— start GIVEN INFORMATION —

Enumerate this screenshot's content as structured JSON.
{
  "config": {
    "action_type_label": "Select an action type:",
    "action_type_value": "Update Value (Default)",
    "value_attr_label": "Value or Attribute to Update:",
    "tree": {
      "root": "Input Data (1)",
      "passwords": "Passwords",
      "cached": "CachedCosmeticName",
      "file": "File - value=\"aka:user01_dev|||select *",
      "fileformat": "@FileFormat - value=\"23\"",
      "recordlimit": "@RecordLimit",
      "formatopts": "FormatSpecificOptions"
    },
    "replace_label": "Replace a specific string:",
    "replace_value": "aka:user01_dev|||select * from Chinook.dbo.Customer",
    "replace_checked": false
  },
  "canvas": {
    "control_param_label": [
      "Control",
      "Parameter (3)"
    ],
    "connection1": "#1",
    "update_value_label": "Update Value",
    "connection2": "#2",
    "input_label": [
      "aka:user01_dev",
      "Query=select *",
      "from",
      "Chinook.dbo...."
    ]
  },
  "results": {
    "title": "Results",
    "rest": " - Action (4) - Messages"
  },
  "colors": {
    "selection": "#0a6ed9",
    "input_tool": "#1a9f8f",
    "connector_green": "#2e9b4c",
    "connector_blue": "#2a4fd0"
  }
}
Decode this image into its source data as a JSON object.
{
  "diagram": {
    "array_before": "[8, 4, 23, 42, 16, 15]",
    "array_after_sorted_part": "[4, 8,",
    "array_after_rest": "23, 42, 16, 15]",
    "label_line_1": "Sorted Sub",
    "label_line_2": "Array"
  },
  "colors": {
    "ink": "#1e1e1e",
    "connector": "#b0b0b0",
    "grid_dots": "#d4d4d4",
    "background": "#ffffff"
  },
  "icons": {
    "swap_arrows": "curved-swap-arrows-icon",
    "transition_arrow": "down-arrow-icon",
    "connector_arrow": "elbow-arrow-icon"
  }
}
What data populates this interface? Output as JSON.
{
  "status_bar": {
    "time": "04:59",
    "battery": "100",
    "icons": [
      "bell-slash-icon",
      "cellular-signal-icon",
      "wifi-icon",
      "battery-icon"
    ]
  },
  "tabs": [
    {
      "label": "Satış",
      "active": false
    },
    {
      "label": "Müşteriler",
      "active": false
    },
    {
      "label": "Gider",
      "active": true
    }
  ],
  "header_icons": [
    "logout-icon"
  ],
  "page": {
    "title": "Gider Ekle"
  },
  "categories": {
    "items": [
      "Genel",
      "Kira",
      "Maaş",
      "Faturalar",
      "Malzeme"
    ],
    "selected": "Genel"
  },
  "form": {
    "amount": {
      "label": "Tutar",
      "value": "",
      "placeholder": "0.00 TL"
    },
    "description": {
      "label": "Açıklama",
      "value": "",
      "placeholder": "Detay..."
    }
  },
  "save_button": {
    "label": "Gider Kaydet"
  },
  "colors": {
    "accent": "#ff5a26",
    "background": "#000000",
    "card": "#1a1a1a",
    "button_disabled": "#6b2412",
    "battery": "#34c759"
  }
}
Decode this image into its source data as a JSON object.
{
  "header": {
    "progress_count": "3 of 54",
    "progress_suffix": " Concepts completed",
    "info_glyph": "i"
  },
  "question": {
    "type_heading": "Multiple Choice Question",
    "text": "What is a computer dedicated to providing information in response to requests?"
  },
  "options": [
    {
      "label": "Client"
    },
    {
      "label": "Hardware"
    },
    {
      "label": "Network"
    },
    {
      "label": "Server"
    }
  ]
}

— end GIVEN INFORMATION —

Pick out and copy the lines of the entries that hold the string "Chinook".

    "replace_value": "aka:user01_dev|||select * from Chinook.dbo.Customer",
      "Chinook.dbo...."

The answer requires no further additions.